[Work to be completed]: Compile every line that includes the word "Добавить".

Stored items from a collection
## start

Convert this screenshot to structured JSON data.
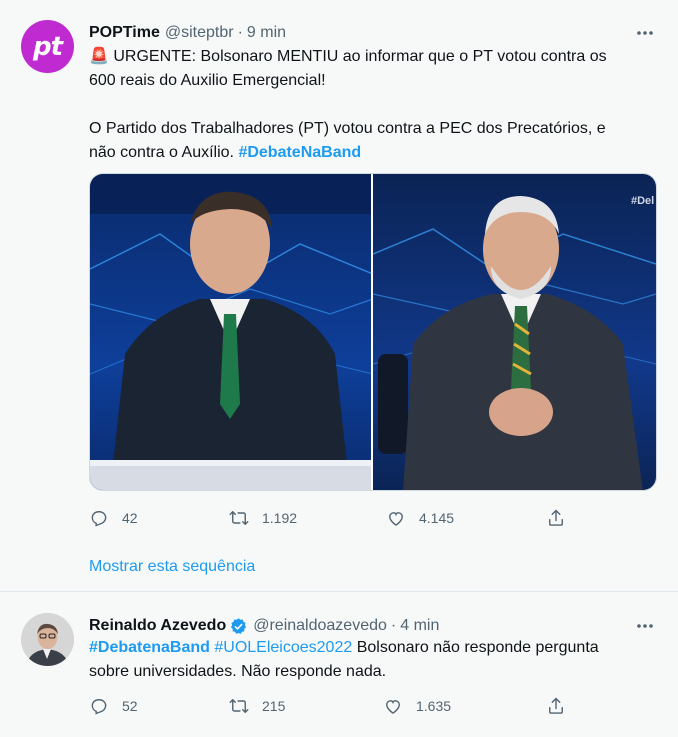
{
  "tweet1": {
    "author_name": "POPTime",
    "handle": "@siteptbr",
    "separator": "·",
    "time": "9 min",
    "avatar_text": "pt",
    "emoji": "🚨",
    "line1": "URGENTE: Bolsonaro MENTIU ao informar que o PT votou contra os",
    "line2": "600 reais do Auxilio Emergencial!",
    "line3": "O Partido dos Trabalhadores (PT) votou contra a PEC dos Precatórios, e",
    "line4_prefix": "não contra o Auxílio.",
    "hashtag": "#DebateNaBand",
    "media_overlay": "#Del",
    "replies": "42",
    "retweets": "1.192",
    "likes": "4.145",
    "show_thread": "Mostrar esta sequência"
  },
  "tweet2": {
    "author_name": "Reinaldo Azevedo",
    "handle": "@reinaldoazevedo",
    "separator": "·",
    "time": "4 min",
    "hashtag1": "#DebatenaBand",
    "hashtag2": "#UOLEleicoes2022",
    "line1_rest": "Bolsonaro não responde pergunta",
    "line2": "sobre universidades. Não responde nada.",
    "replies": "52",
    "retweets": "215",
    "likes": "1.635"
  },
  "more_icon": "more-horizontal-icon",
  "colors": {
    "link": "#1d9bf0",
    "secondary_text": "#536471",
    "avatar_brand": "#c02bd1",
    "background": "#f7f9f9",
    "verified": "#1d9bf0"
  }
}
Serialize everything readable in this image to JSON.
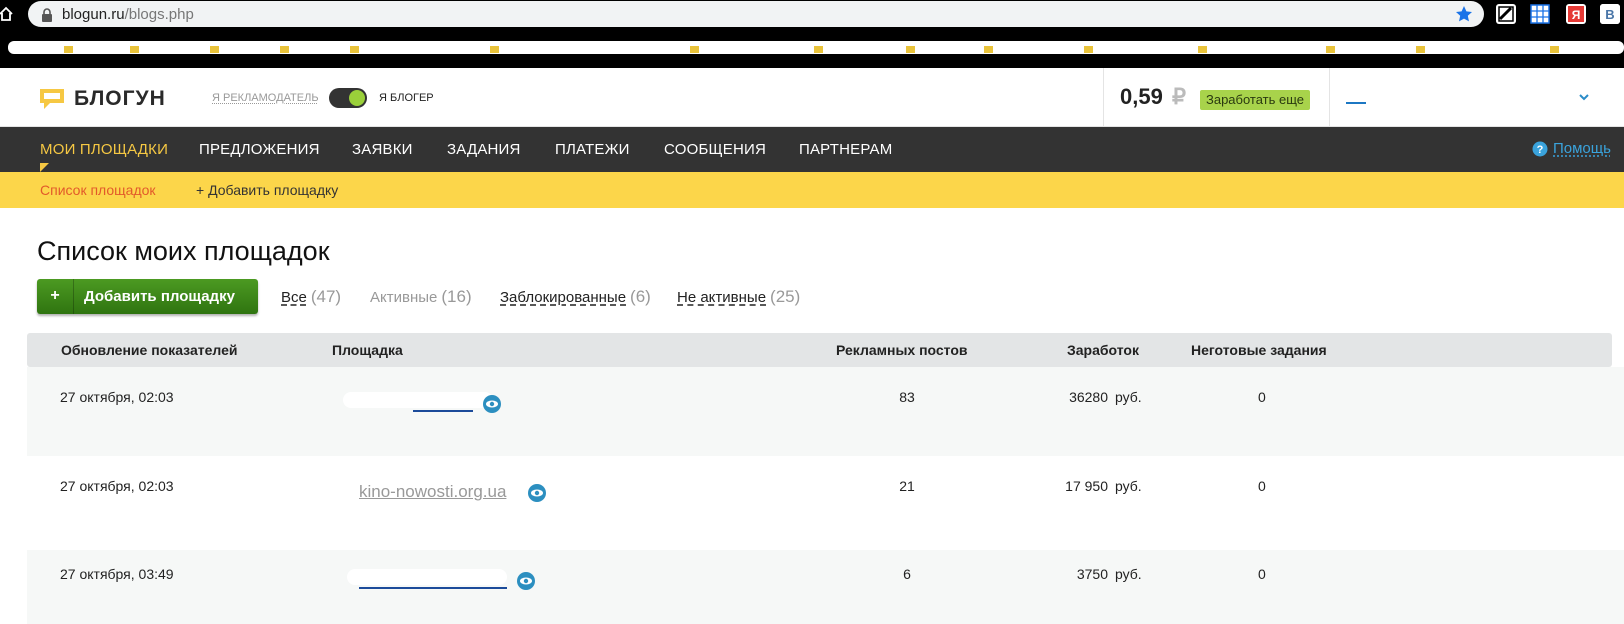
{
  "browser": {
    "url_host": "blogun.ru",
    "url_path": "/blogs.php",
    "extensions": [
      {
        "icon": "extension-icon",
        "color": "#ffffff"
      },
      {
        "icon": "grid-icon",
        "color": "#1a73e8"
      },
      {
        "icon": "yandex-icon",
        "color": "#e53935"
      },
      {
        "icon": "vk-icon",
        "color": "#4a76a8"
      }
    ],
    "vk_letter": "В"
  },
  "header": {
    "logo_text": "БЛОГУН",
    "role_advertiser": "Я РЕКЛАМОДАТЕЛЬ",
    "role_blogger": "Я БЛОГЕР",
    "balance_value": "0,59",
    "balance_currency": "₽",
    "earn_more": "Заработать еще"
  },
  "nav": {
    "items": [
      "МОИ ПЛОЩАДКИ",
      "ПРЕДЛОЖЕНИЯ",
      "ЗАЯВКИ",
      "ЗАДАНИЯ",
      "ПЛАТЕЖИ",
      "СООБЩЕНИЯ",
      "ПАРТНЕРАМ"
    ],
    "help": "Помощь"
  },
  "subnav": {
    "list": "Список площадок",
    "add": "+ Добавить площадку"
  },
  "page": {
    "title": "Список моих площадок",
    "add_button": "Добавить площадку",
    "add_button_plus": "+",
    "filters": [
      {
        "label": "Все",
        "count": "(47)"
      },
      {
        "label": "Активные",
        "count": "(16)"
      },
      {
        "label": "Заблокированные",
        "count": "(6)"
      },
      {
        "label": "Не активные",
        "count": "(25)"
      }
    ]
  },
  "table": {
    "headers": [
      "Обновление показателей",
      "Площадка",
      "Рекламных постов",
      "Заработок",
      "Неготовые задания"
    ],
    "rows": [
      {
        "updated": "27 октября, 02:03",
        "site": "",
        "posts": "83",
        "earnings": "36280",
        "currency": "руб.",
        "pending": "0"
      },
      {
        "updated": "27 октября, 02:03",
        "site": "kino-nowosti.org.ua",
        "posts": "21",
        "earnings": "17 950",
        "currency": "руб.",
        "pending": "0"
      },
      {
        "updated": "27 октября, 03:49",
        "site": "",
        "posts": "6",
        "earnings": "3750",
        "currency": "руб.",
        "pending": "0"
      }
    ]
  },
  "colors": {
    "accent_yellow": "#fcd64a",
    "nav_dark": "#333333",
    "active_nav": "#f6c843",
    "button_green": "#3a8618",
    "link_blue": "#3aa3dc",
    "subnav_active": "#e25a2a"
  }
}
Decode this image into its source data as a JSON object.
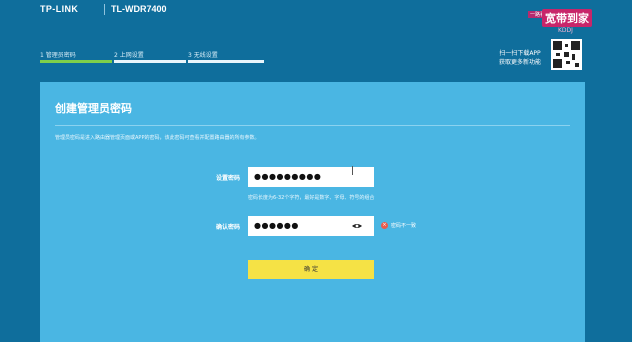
{
  "header": {
    "brand": "TP-LINK",
    "model": "TL-WDR7400"
  },
  "steps": [
    {
      "label": "1 管理员密码",
      "active": true
    },
    {
      "label": "2 上网设置",
      "active": false
    },
    {
      "label": "3 无线设置",
      "active": false
    }
  ],
  "qr": {
    "line1": "扫一扫下载APP",
    "line2": "获取更多新功能"
  },
  "watermark": {
    "tag": "一路看",
    "main": "宽带到家",
    "sub": "KDDJ"
  },
  "panel": {
    "title": "创建管理员密码",
    "description": "管理员密码是进入路由器管理页面或APP的密码，该此密码可查看并配置路由器的所有参数。",
    "password_label": "设置密码",
    "password_value": "●●●●●●●●●",
    "password_hint": "密码长度为6-32个字符，最好是数字、字母、符号的组合",
    "confirm_label": "确认密码",
    "confirm_value": "●●●●●●",
    "error_text": "密码不一致",
    "confirm_button": "确 定"
  },
  "colors": {
    "background": "#0f6e9c",
    "panel": "#4ab6e3",
    "active_step": "#7fcf4a",
    "button": "#f5e245",
    "error": "#ea5a4c"
  }
}
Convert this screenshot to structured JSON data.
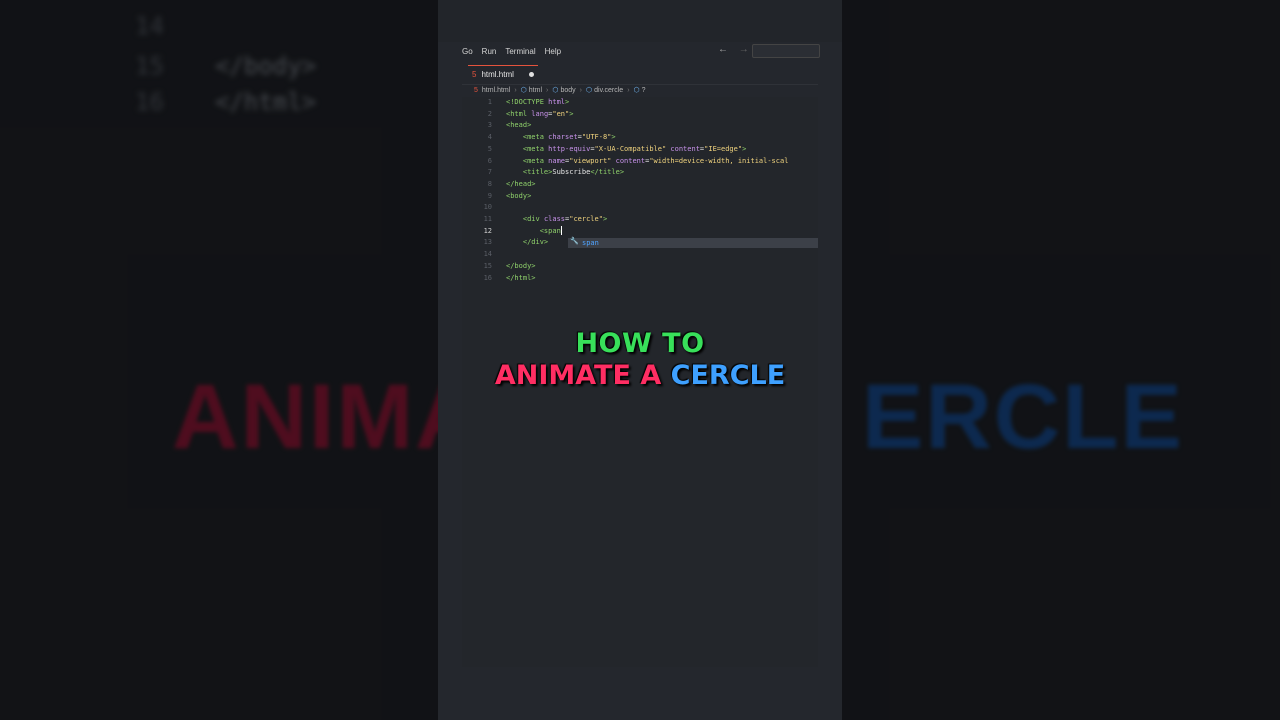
{
  "background": {
    "ghost_lines": [
      {
        "num": "14",
        "code": ""
      },
      {
        "num": "15",
        "code": "</body>"
      },
      {
        "num": "16",
        "code": "</html>"
      }
    ],
    "big_words": {
      "left": "ANIMA",
      "right": "ERCLE"
    }
  },
  "menu": {
    "items": [
      "Go",
      "Run",
      "Terminal",
      "Help"
    ],
    "back_glyph": "←",
    "forward_glyph": "→"
  },
  "tab": {
    "filename": "html.html",
    "icon": "html-file-icon"
  },
  "breadcrumb": {
    "file": "html.html",
    "parts": [
      "html",
      "body",
      "div.cercle",
      "?"
    ]
  },
  "editor": {
    "active_line": 12,
    "lines": [
      {
        "n": "1",
        "html": "<span class=\"tag\">&lt;!DOCTYPE</span> <span class=\"attr\">html</span><span class=\"tag\">&gt;</span>"
      },
      {
        "n": "2",
        "html": "<span class=\"tag\">&lt;html</span> <span class=\"attr\">lang</span><span class=\"txt\">=</span><span class=\"str\">\"en\"</span><span class=\"tag\">&gt;</span>"
      },
      {
        "n": "3",
        "html": "<span class=\"tag\">&lt;head&gt;</span>"
      },
      {
        "n": "4",
        "html": "    <span class=\"tag\">&lt;meta</span> <span class=\"attr\">charset</span><span class=\"txt\">=</span><span class=\"str\">\"UTF-8\"</span><span class=\"tag\">&gt;</span>"
      },
      {
        "n": "5",
        "html": "    <span class=\"tag\">&lt;meta</span> <span class=\"attr\">http-equiv</span><span class=\"txt\">=</span><span class=\"str\">\"X-UA-Compatible\"</span> <span class=\"attr\">content</span><span class=\"txt\">=</span><span class=\"str\">\"IE=edge\"</span><span class=\"tag\">&gt;</span>"
      },
      {
        "n": "6",
        "html": "    <span class=\"tag\">&lt;meta</span> <span class=\"attr\">name</span><span class=\"txt\">=</span><span class=\"str\">\"viewport\"</span> <span class=\"attr\">content</span><span class=\"txt\">=</span><span class=\"str\">\"width=device-width, initial-scal</span>"
      },
      {
        "n": "7",
        "html": "    <span class=\"tag\">&lt;title&gt;</span><span class=\"txt\">Subscribe</span><span class=\"tag\">&lt;/title&gt;</span>"
      },
      {
        "n": "8",
        "html": "<span class=\"tag\">&lt;/head&gt;</span>"
      },
      {
        "n": "9",
        "html": "<span class=\"tag\">&lt;body&gt;</span>"
      },
      {
        "n": "10",
        "html": ""
      },
      {
        "n": "11",
        "html": "    <span class=\"tag\">&lt;div</span> <span class=\"attr\">class</span><span class=\"txt\">=</span><span class=\"str\">\"cercle\"</span><span class=\"tag\">&gt;</span>"
      },
      {
        "n": "12",
        "html": "        <span class=\"tag\">&lt;span</span><span class=\"cursor\"></span>"
      },
      {
        "n": "13",
        "html": "    <span class=\"tag\">&lt;/div&gt;</span>"
      },
      {
        "n": "14",
        "html": ""
      },
      {
        "n": "15",
        "html": "<span class=\"tag\">&lt;/body&gt;</span>"
      },
      {
        "n": "16",
        "html": "<span class=\"tag\">&lt;/html&gt;</span>"
      }
    ],
    "suggestion": {
      "label": "span",
      "icon": "wrench-icon"
    }
  },
  "caption": {
    "line1": "HOW TO",
    "line2_w1": "ANIMATE",
    "line2_w2": "A",
    "line2_w3": "CERCLE"
  },
  "colors": {
    "panel_bg": "#24272d",
    "caption_green": "#38e05a",
    "caption_pink": "#ff2e63",
    "caption_blue": "#3ea0ff",
    "tag_green": "#8fd16b",
    "attr_purple": "#c792ea",
    "string_yellow": "#f0d37e"
  }
}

## end

[Exercise answer]:
    "add": "+ Добавить площадку"
    "add_button": "Добавить площадку",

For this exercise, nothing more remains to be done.